* Exercise instructions: Return the number of lines that contain the word "Execution", and return nothing else.

[Stored data entries]
>> START
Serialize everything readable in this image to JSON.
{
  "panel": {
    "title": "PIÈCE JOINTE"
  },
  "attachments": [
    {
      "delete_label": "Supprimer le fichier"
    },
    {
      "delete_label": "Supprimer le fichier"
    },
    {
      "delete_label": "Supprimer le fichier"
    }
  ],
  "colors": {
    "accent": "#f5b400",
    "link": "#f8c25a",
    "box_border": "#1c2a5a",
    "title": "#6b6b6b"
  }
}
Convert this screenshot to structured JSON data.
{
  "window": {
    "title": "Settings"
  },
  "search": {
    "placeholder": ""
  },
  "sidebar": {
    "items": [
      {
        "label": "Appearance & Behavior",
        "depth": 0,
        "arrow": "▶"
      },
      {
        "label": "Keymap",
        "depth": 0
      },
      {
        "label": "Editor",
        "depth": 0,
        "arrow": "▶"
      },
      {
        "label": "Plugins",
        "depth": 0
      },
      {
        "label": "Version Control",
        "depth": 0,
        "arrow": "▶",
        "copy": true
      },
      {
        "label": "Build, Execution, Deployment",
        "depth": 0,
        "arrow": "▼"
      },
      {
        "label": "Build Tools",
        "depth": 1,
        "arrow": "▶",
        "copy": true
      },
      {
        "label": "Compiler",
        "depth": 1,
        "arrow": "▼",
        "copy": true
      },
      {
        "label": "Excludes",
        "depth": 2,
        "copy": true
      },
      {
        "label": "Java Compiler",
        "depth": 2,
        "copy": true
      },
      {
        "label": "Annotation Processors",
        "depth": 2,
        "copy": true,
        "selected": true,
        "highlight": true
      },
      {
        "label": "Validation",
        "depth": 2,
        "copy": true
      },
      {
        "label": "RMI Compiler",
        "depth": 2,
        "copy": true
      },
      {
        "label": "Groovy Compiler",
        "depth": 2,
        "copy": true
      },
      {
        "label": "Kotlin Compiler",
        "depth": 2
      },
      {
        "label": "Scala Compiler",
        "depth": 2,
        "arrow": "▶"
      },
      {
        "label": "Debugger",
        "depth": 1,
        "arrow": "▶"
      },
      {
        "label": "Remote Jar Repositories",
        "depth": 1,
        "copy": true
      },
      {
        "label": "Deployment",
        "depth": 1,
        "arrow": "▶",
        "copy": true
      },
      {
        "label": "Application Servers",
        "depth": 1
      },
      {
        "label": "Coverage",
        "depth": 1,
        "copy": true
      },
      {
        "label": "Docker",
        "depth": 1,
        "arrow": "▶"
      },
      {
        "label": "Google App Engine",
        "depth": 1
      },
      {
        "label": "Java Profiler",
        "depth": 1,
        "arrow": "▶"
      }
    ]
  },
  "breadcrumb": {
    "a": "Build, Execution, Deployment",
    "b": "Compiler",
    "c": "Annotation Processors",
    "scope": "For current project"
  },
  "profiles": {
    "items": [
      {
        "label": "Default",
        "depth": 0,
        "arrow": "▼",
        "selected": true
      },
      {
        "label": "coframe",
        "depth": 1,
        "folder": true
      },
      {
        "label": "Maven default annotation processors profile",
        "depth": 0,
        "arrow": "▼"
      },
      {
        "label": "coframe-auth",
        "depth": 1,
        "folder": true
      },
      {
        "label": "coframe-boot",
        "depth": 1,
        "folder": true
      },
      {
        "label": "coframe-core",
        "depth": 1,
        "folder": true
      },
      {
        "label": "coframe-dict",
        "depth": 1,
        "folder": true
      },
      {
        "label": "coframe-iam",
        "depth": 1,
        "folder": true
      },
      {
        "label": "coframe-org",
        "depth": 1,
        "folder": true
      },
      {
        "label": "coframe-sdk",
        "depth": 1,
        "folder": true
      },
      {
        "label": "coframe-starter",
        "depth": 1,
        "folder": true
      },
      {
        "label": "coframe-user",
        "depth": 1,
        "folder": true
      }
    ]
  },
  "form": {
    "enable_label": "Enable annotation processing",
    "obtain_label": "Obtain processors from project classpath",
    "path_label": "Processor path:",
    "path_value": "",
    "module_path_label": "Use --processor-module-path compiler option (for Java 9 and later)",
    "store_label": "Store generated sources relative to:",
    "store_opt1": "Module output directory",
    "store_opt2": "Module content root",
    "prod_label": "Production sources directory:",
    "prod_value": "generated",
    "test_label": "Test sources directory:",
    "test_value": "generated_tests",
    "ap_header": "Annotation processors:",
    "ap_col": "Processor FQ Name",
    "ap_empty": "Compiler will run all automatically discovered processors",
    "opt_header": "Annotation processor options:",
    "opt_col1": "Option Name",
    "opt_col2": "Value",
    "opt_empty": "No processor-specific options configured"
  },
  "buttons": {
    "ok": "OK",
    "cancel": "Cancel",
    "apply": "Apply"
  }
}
>> END
* Correct output: 2